--- start ---

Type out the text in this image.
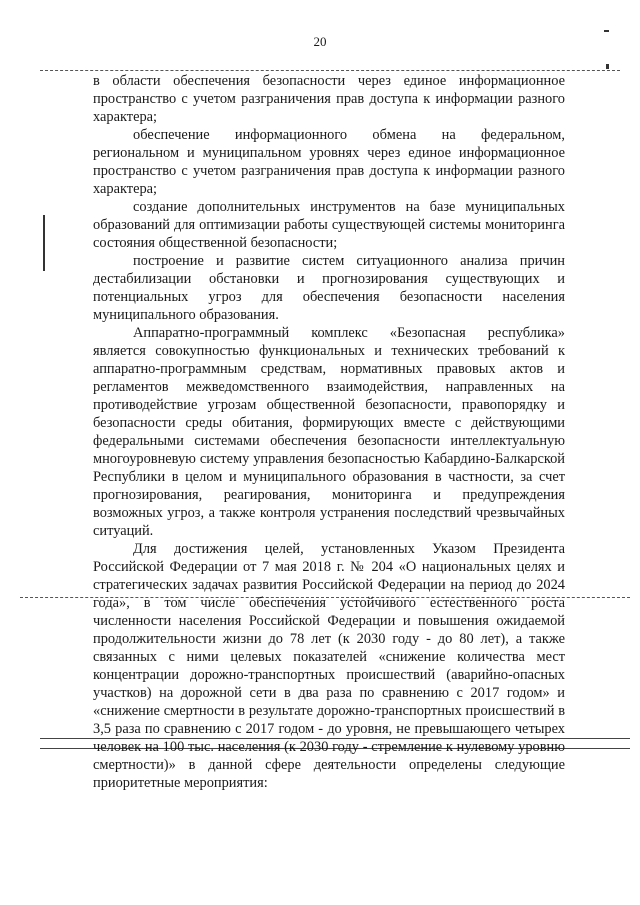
20

в области обеспечения безопасности через единое информационное пространство с учетом разграничения прав доступа к информации разного характера;

обеспечение информационного обмена на федеральном, региональном и муниципальном уровнях через единое информационное пространство с учетом разграничения прав доступа к информации разного характера;

создание дополнительных инструментов на базе муниципальных образований для оптимизации работы существующей системы мониторинга состояния общественной безопасности;

построение и развитие систем ситуационного анализа причин дестабилизации обстановки и прогнозирования существующих и потенциальных угроз для обеспечения безопасности населения муниципального образования.

Аппаратно-программный комплекс «Безопасная республика» является совокупностью функциональных и технических требований к аппаратно-программным средствам, нормативных правовых актов и регламентов межведомственного взаимодействия, направленных на противодействие угрозам общественной безопасности, правопорядку и безопасности среды обитания, формирующих вместе с действующими федеральными системами обеспечения безопасности интеллектуальную многоуровневую систему управления безопасностью Кабардино-Балкарской Республики в целом и муниципального образования в частности, за счет прогнозирования, реагирования, мониторинга и предупреждения возможных угроз, а также контроля устранения последствий чрезвычайных ситуаций.

Для достижения целей, установленных Указом Президента Российской Федерации от 7 мая 2018 г. № 204 «О национальных целях и стратегических задачах развития Российской Федерации на период до 2024 года», в том числе обеспечения устойчивого естественного роста численности населения Российской Федерации и повышения ожидаемой продолжительности жизни до 78 лет (к 2030 году - до 80 лет), а также связанных с ними целевых показателей «снижение количества мест концентрации дорожно-транспортных происшествий (аварийно-опасных участков) на дорожной сети в два раза по сравнению с 2017 годом» и «снижение смертности в результате дорожно-транспортных происшествий в 3,5 раза по сравнению с 2017 годом - до уровня, не превышающего четырех человек на 100 тыс. населения (к 2030 году - стремление к нулевому уровню смертности)» в данной сфере деятельности определены следующие приоритетные мероприятия:
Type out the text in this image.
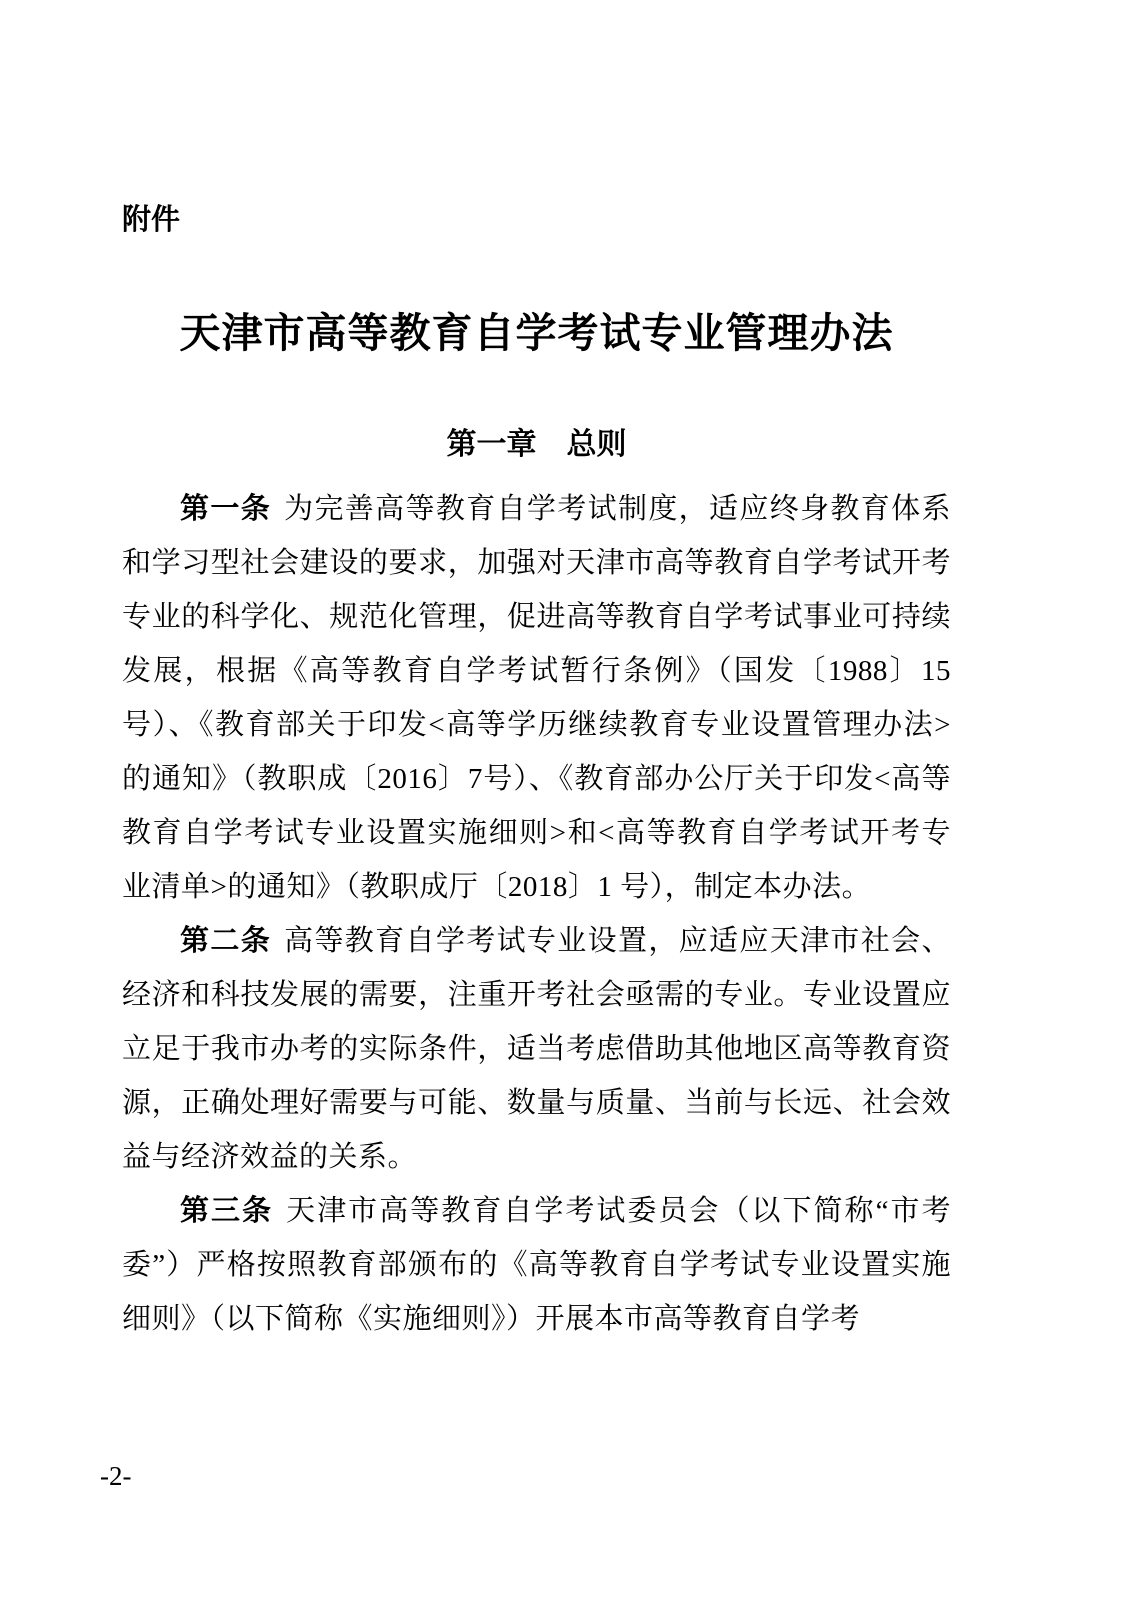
附件
天津市高等教育自学考试专业管理办法
第一章　总则

第一条 为完善高等教育自学考试制度，适应终身教育体系和学习型社会建设的要求，加强对天津市高等教育自学考试开考专业的科学化、规范化管理，促进高等教育自学考试事业可持续发展，根据《高等教育自学考试暂行条例》（国发〔1988〕15 号）、《教育部关于印发<高等学历继续教育专业设置管理办法>的通知》（教职成〔2016〕7号）、《教育部办公厅关于印发<高等教育自学考试专业设置实施细则>和<高等教育自学考试开考专业清单>的通知》（教职成厅〔2018〕1 号），制定本办法。

第二条 高等教育自学考试专业设置，应适应天津市社会、经济和科技发展的需要，注重开考社会亟需的专业。专业设置应立足于我市办考的实际条件，适当考虑借助其他地区高等教育资源，正确处理好需要与可能、数量与质量、当前与长远、社会效益与经济效益的关系。

第三条 天津市高等教育自学考试委员会（以下简称“市考委”）严格按照教育部颁布的《高等教育自学考试专业设置实施细则》（以下简称《实施细则》）开展本市高等教育自学考

-2-
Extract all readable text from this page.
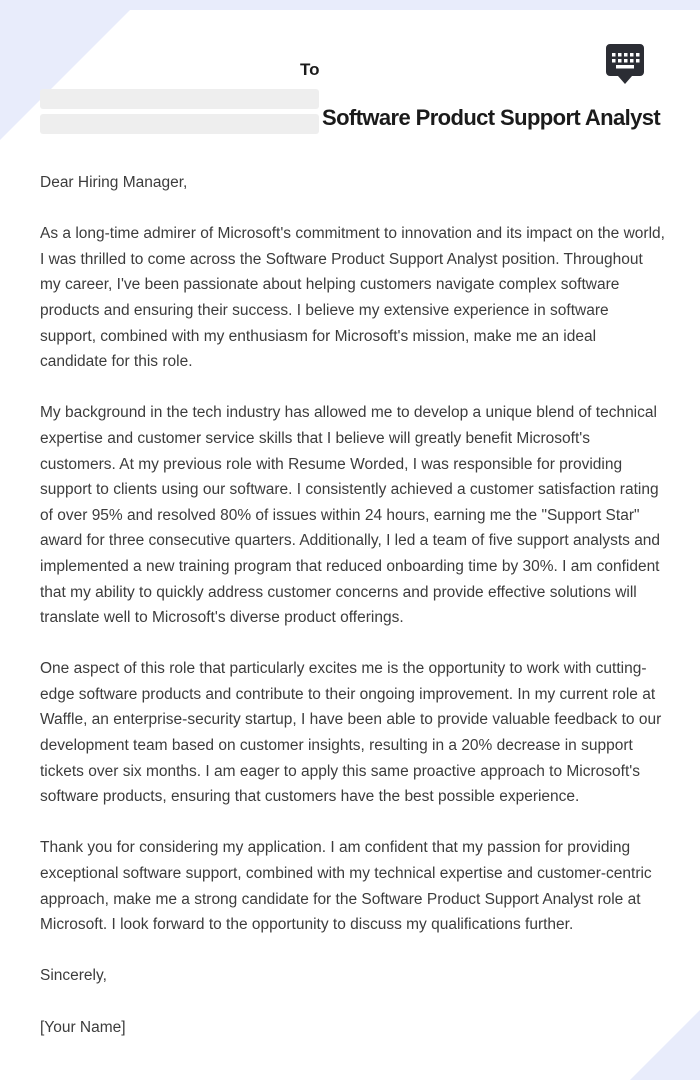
To
Software Product Support Analyst

Dear Hiring Manager,

As a long-time admirer of Microsoft's commitment to innovation and its impact on the world, I was thrilled to come across the Software Product Support Analyst position. Throughout my career, I've been passionate about helping customers navigate complex software products and ensuring their success. I believe my extensive experience in software support, combined with my enthusiasm for Microsoft's mission, make me an ideal candidate for this role.

My background in the tech industry has allowed me to develop a unique blend of technical expertise and customer service skills that I believe will greatly benefit Microsoft's customers. At my previous role with Resume Worded, I was responsible for providing support to clients using our software. I consistently achieved a customer satisfaction rating of over 95% and resolved 80% of issues within 24 hours, earning me the "Support Star" award for three consecutive quarters. Additionally, I led a team of five support analysts and implemented a new training program that reduced onboarding time by 30%. I am confident that my ability to quickly address customer concerns and provide effective solutions will translate well to Microsoft's diverse product offerings.

One aspect of this role that particularly excites me is the opportunity to work with cutting-edge software products and contribute to their ongoing improvement. In my current role at Waffle, an enterprise-security startup, I have been able to provide valuable feedback to our development team based on customer insights, resulting in a 20% decrease in support tickets over six months. I am eager to apply this same proactive approach to Microsoft's software products, ensuring that customers have the best possible experience.

Thank you for considering my application. I am confident that my passion for providing exceptional software support, combined with my technical expertise and customer-centric approach, make me a strong candidate for the Software Product Support Analyst role at Microsoft. I look forward to the opportunity to discuss my qualifications further.

Sincerely,

[Your Name]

--- end ---

[WHAT TO PRODUCE]: Repeat all of the data above word for word, minus the pictures.

[COMPLETED EXERCISE]:
Type out the text in this image.
20

в области обеспечения безопасности через единое информационное пространство с учетом разграничения прав доступа к информации разного характера;

обеспечение информационного обмена на федеральном, региональном и муниципальном уровнях через единое информационное пространство с учетом разграничения прав доступа к информации разного характера;

создание дополнительных инструментов на базе муниципальных образований для оптимизации работы существующей системы мониторинга состояния общественной безопасности;

построение и развитие систем ситуационного анализа причин дестабилизации обстановки и прогнозирования существующих и потенциальных угроз для обеспечения безопасности населения муниципального образования.

Аппаратно-программный комплекс «Безопасная республика» является совокупностью функциональных и технических требований к аппаратно-программным средствам, нормативных правовых актов и регламентов межведомственного взаимодействия, направленных на противодействие угрозам общественной безопасности, правопорядку и безопасности среды обитания, формирующих вместе с действующими федеральными системами обеспечения безопасности интеллектуальную многоуровневую систему управления безопасностью Кабардино-Балкарской Республики в целом и муниципального образования в частности, за счет прогнозирования, реагирования, мониторинга и предупреждения возможных угроз, а также контроля устранения последствий чрезвычайных ситуаций.

Для достижения целей, установленных Указом Президента Российской Федерации от 7 мая 2018 г. № 204 «О национальных целях и стратегических задачах развития Российской Федерации на период до 2024 года», в том числе обеспечения устойчивого естественного роста численности населения Российской Федерации и повышения ожидаемой продолжительности жизни до 78 лет (к 2030 году - до 80 лет), а также связанных с ними целевых показателей «снижение количества мест концентрации дорожно-транспортных происшествий (аварийно-опасных участков) на дорожной сети в два раза по сравнению с 2017 годом» и «снижение смертности в результате дорожно-транспортных происшествий в 3,5 раза по сравнению с 2017 годом - до уровня, не превышающего четырех человек на 100 тыс. населения (к 2030 году - стремление к нулевому уровню смертности)» в данной сфере деятельности определены следующие приоритетные мероприятия:
Type out the text in this image.
附件
天津市高等教育自学考试专业管理办法
第一章　总则

第一条 为完善高等教育自学考试制度，适应终身教育体系和学习型社会建设的要求，加强对天津市高等教育自学考试开考专业的科学化、规范化管理，促进高等教育自学考试事业可持续发展，根据《高等教育自学考试暂行条例》（国发〔1988〕15 号）、《教育部关于印发<高等学历继续教育专业设置管理办法>的通知》（教职成〔2016〕7号）、《教育部办公厅关于印发<高等教育自学考试专业设置实施细则>和<高等教育自学考试开考专业清单>的通知》（教职成厅〔2018〕1 号），制定本办法。

第二条 高等教育自学考试专业设置，应适应天津市社会、经济和科技发展的需要，注重开考社会亟需的专业。专业设置应立足于我市办考的实际条件，适当考虑借助其他地区高等教育资源，正确处理好需要与可能、数量与质量、当前与长远、社会效益与经济效益的关系。

第三条 天津市高等教育自学考试委员会（以下简称“市考委”）严格按照教育部颁布的《高等教育自学考试专业设置实施细则》（以下简称《实施细则》）开展本市高等教育自学考

-2-
Extract all readable text from this page.
To
Software Product Support Analyst

Dear Hiring Manager,

As a long-time admirer of Microsoft's commitment to innovation and its impact on the world, I was thrilled to come across the Software Product Support Analyst position. Throughout my career, I've been passionate about helping customers navigate complex software products and ensuring their success. I believe my extensive experience in software support, combined with my enthusiasm for Microsoft's mission, make me an ideal candidate for this role.

My background in the tech industry has allowed me to develop a unique blend of technical expertise and customer service skills that I believe will greatly benefit Microsoft's customers. At my previous role with Resume Worded, I was responsible for providing support to clients using our software. I consistently achieved a customer satisfaction rating of over 95% and resolved 80% of issues within 24 hours, earning me the "Support Star" award for three consecutive quarters. Additionally, I led a team of five support analysts and implemented a new training program that reduced onboarding time by 30%. I am confident that my ability to quickly address customer concerns and provide effective solutions will translate well to Microsoft's diverse product offerings.

One aspect of this role that particularly excites me is the opportunity to work with cutting-edge software products and contribute to their ongoing improvement. In my current role at Waffle, an enterprise-security startup, I have been able to provide valuable feedback to our development team based on customer insights, resulting in a 20% decrease in support tickets over six months. I am eager to apply this same proactive approach to Microsoft's software products, ensuring that customers have the best possible experience.

Thank you for considering my application. I am confident that my passion for providing exceptional software support, combined with my technical expertise and customer-centric approach, make me a strong candidate for the Software Product Support Analyst role at Microsoft. I look forward to the opportunity to discuss my qualifications further.

Sincerely,

[Your Name]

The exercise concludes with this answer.